# OBJECTIVE:
Repeat the lines from the one containing "bar-data-label: 44 <box>136 599 161 623</box>" through the one containing "y-left-tick-label: 20 <box>61", both included.

(Element and coordinate records)
--*--
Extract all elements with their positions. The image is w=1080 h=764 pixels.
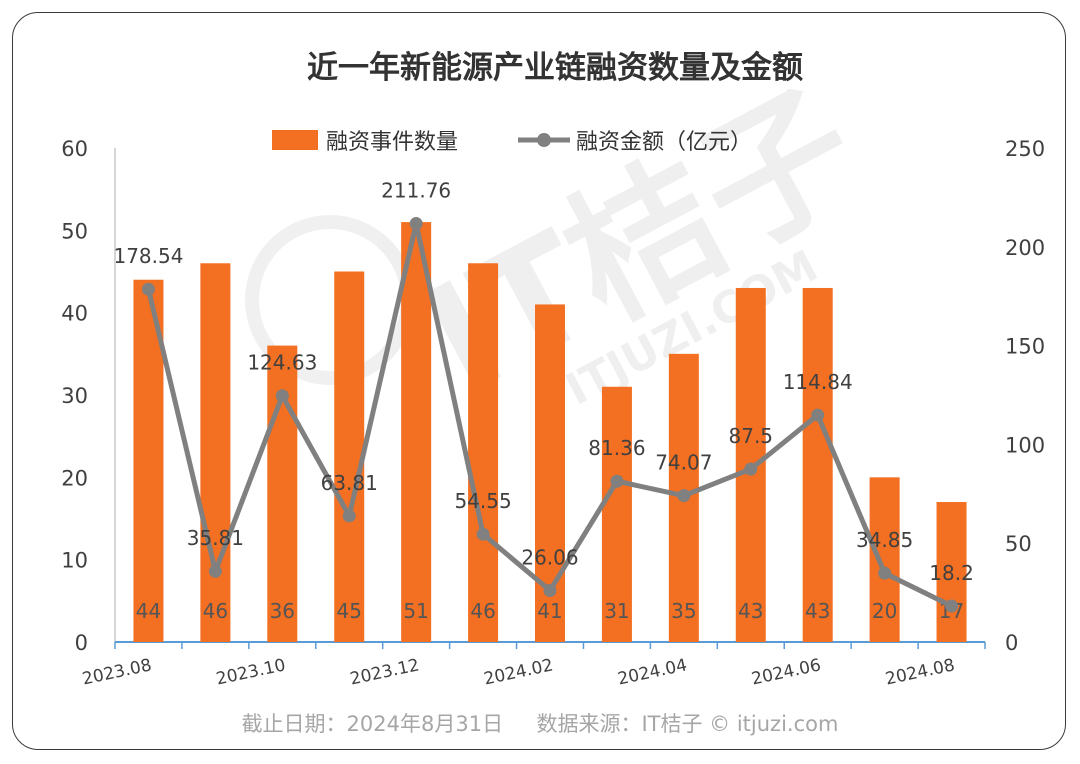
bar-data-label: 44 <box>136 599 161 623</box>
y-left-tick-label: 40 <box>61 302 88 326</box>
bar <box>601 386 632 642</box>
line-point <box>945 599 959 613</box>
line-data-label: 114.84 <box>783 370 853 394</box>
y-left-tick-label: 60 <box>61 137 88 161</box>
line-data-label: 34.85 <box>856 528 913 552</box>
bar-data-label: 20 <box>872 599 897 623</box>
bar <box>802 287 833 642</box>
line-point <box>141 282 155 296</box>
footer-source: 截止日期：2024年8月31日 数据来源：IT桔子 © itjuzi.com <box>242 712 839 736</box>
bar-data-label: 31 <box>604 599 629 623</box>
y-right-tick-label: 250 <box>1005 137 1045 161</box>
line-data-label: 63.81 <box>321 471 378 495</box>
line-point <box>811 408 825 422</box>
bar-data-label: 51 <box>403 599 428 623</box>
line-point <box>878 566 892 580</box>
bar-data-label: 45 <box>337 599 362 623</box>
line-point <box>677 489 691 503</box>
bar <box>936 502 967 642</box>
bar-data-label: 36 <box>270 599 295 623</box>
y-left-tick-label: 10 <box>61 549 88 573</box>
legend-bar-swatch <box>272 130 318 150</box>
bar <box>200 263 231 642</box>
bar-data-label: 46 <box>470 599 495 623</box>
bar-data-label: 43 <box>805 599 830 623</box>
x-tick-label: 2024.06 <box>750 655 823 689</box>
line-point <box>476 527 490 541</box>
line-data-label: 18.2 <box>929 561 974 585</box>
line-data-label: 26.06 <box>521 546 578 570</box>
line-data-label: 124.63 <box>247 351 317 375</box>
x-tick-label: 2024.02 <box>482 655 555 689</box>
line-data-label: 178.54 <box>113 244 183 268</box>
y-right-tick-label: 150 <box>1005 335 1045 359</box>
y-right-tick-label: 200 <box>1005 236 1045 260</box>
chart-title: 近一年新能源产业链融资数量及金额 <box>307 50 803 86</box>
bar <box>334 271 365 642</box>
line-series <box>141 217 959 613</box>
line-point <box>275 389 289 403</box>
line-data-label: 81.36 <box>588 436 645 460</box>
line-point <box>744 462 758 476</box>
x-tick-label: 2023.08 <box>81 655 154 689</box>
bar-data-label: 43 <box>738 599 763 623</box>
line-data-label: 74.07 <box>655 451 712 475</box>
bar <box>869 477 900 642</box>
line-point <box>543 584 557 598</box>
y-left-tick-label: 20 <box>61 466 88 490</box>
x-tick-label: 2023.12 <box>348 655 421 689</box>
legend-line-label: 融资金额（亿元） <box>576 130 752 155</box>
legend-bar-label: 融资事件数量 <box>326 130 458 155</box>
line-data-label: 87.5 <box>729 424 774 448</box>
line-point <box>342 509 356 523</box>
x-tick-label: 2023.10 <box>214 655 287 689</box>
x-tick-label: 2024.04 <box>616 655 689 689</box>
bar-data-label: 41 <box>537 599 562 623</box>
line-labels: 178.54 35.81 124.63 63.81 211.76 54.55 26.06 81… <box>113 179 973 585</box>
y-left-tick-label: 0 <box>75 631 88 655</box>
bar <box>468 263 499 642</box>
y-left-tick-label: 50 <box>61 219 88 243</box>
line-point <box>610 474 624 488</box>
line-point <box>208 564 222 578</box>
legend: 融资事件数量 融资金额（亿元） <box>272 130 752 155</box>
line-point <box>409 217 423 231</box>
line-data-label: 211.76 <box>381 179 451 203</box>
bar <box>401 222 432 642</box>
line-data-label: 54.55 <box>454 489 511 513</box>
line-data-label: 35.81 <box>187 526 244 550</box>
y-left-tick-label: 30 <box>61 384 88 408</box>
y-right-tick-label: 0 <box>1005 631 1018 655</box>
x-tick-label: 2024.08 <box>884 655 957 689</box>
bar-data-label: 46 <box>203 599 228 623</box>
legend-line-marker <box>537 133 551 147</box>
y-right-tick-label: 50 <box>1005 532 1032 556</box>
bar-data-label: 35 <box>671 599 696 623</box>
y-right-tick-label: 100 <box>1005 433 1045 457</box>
--*--
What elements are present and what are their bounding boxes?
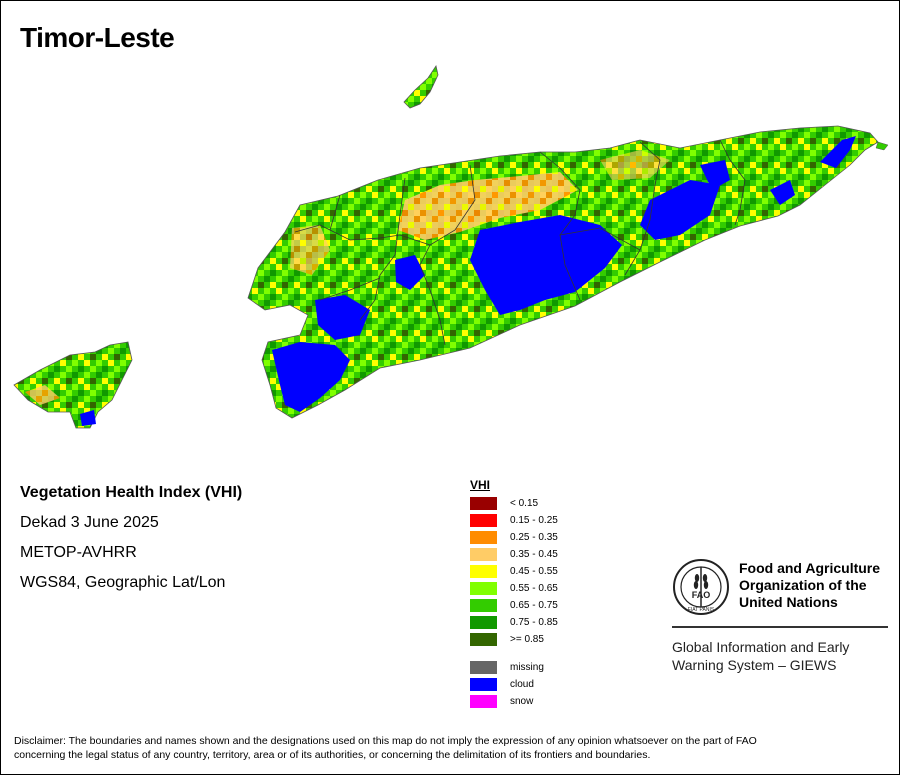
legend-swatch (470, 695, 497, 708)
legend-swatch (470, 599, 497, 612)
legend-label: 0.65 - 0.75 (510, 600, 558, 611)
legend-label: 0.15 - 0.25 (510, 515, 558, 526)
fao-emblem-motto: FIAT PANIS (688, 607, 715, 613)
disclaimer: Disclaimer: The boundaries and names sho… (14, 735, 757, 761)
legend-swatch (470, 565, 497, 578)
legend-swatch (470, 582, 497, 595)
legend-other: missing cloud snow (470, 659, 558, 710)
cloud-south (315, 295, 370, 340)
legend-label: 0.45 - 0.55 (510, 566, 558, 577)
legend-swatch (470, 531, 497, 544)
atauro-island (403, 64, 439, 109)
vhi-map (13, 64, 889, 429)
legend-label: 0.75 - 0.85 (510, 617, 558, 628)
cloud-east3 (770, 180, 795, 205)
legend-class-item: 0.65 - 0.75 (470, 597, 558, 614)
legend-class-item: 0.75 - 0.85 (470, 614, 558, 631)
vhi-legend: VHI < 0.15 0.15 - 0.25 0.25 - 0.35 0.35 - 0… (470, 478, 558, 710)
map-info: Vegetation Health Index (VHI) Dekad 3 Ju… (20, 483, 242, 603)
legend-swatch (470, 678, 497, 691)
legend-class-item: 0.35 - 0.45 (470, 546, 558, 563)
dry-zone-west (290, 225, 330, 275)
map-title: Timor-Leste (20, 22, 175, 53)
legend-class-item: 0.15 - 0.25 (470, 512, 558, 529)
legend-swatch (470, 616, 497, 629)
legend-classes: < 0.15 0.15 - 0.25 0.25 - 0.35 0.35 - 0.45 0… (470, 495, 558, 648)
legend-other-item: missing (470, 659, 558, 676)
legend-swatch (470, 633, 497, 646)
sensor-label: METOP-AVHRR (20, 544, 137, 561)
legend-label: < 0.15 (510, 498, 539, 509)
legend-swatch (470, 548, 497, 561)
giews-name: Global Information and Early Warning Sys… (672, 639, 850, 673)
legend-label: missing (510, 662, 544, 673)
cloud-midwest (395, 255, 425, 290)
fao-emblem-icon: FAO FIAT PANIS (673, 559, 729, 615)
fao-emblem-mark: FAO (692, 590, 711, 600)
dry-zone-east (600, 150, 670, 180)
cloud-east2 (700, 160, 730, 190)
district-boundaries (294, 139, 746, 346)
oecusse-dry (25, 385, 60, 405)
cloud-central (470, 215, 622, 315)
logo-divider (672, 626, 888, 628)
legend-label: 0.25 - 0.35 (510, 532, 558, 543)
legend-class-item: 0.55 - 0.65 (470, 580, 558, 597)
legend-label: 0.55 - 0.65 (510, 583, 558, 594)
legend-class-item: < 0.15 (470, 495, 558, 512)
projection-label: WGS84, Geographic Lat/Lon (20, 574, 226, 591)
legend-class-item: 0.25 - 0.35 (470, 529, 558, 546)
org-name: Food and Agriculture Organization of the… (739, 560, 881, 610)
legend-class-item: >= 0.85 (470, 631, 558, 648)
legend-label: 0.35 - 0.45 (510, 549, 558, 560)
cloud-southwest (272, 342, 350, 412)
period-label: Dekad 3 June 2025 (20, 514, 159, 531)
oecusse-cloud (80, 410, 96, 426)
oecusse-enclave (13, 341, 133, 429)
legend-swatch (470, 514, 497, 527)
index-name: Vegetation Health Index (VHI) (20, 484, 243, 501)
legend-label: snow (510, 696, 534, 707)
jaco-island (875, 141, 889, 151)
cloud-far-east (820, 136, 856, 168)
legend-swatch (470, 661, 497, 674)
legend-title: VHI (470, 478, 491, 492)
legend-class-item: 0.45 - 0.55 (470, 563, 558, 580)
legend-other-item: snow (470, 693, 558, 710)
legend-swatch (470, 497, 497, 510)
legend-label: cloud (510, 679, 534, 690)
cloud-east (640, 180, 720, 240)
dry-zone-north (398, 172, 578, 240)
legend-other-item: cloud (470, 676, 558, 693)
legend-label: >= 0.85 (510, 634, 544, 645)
--*--
# EXERCISE RESPONSE:
bar-data-label: 44 <box>136 599 161 623</box>
y-left-tick-label: 40 <box>61 302 88 326</box>
bar <box>601 386 632 642</box>
line-point <box>945 599 959 613</box>
line-data-label: 114.84 <box>783 370 853 394</box>
y-left-tick-label: 60 <box>61 137 88 161</box>
line-data-label: 34.85 <box>856 528 913 552</box>
bar-data-label: 20 <box>872 599 897 623</box>
bar <box>802 287 833 642</box>
line-point <box>141 282 155 296</box>
footer-source: 截止日期：2024年8月31日 数据来源：IT桔子 © itjuzi.com <box>242 712 839 736</box>
bar-data-label: 31 <box>604 599 629 623</box>
y-right-tick-label: 250 <box>1005 137 1045 161</box>
line-data-label: 63.81 <box>321 471 378 495</box>
line-point <box>811 408 825 422</box>
bar-data-label: 51 <box>403 599 428 623</box>
line-point <box>878 566 892 580</box>
bar-data-label: 45 <box>337 599 362 623</box>
line-point <box>677 489 691 503</box>
bar <box>936 502 967 642</box>
bar-data-label: 36 <box>270 599 295 623</box>
y-left-tick-label: 10 <box>61 549 88 573</box>
legend-bar-swatch <box>272 130 318 150</box>
bar <box>200 263 231 642</box>
bar-data-label: 46 <box>470 599 495 623</box>
bar-data-label: 43 <box>805 599 830 623</box>
x-tick-label: 2024.06 <box>750 655 823 689</box>
line-point <box>476 527 490 541</box>
line-data-label: 18.2 <box>929 561 974 585</box>
line-data-label: 26.06 <box>521 546 578 570</box>
line-data-label: 124.63 <box>247 351 317 375</box>
x-tick-label: 2024.02 <box>482 655 555 689</box>
line-data-label: 178.54 <box>113 244 183 268</box>
y-right-tick-label: 150 <box>1005 335 1045 359</box>
y-right-tick-label: 200 <box>1005 236 1045 260</box>
chart-title: 近一年新能源产业链融资数量及金额 <box>307 50 803 86</box>
bar <box>334 271 365 642</box>
line-series <box>141 217 959 613</box>
line-point <box>275 389 289 403</box>
line-data-label: 81.36 <box>588 436 645 460</box>
line-point <box>744 462 758 476</box>
x-tick-label: 2023.08 <box>81 655 154 689</box>
bar-data-label: 43 <box>738 599 763 623</box>
line-data-label: 74.07 <box>655 451 712 475</box>
bar <box>869 477 900 642</box>
line-point <box>543 584 557 598</box>
y-left-tick-label: 20 <box>61 466 88 490</box>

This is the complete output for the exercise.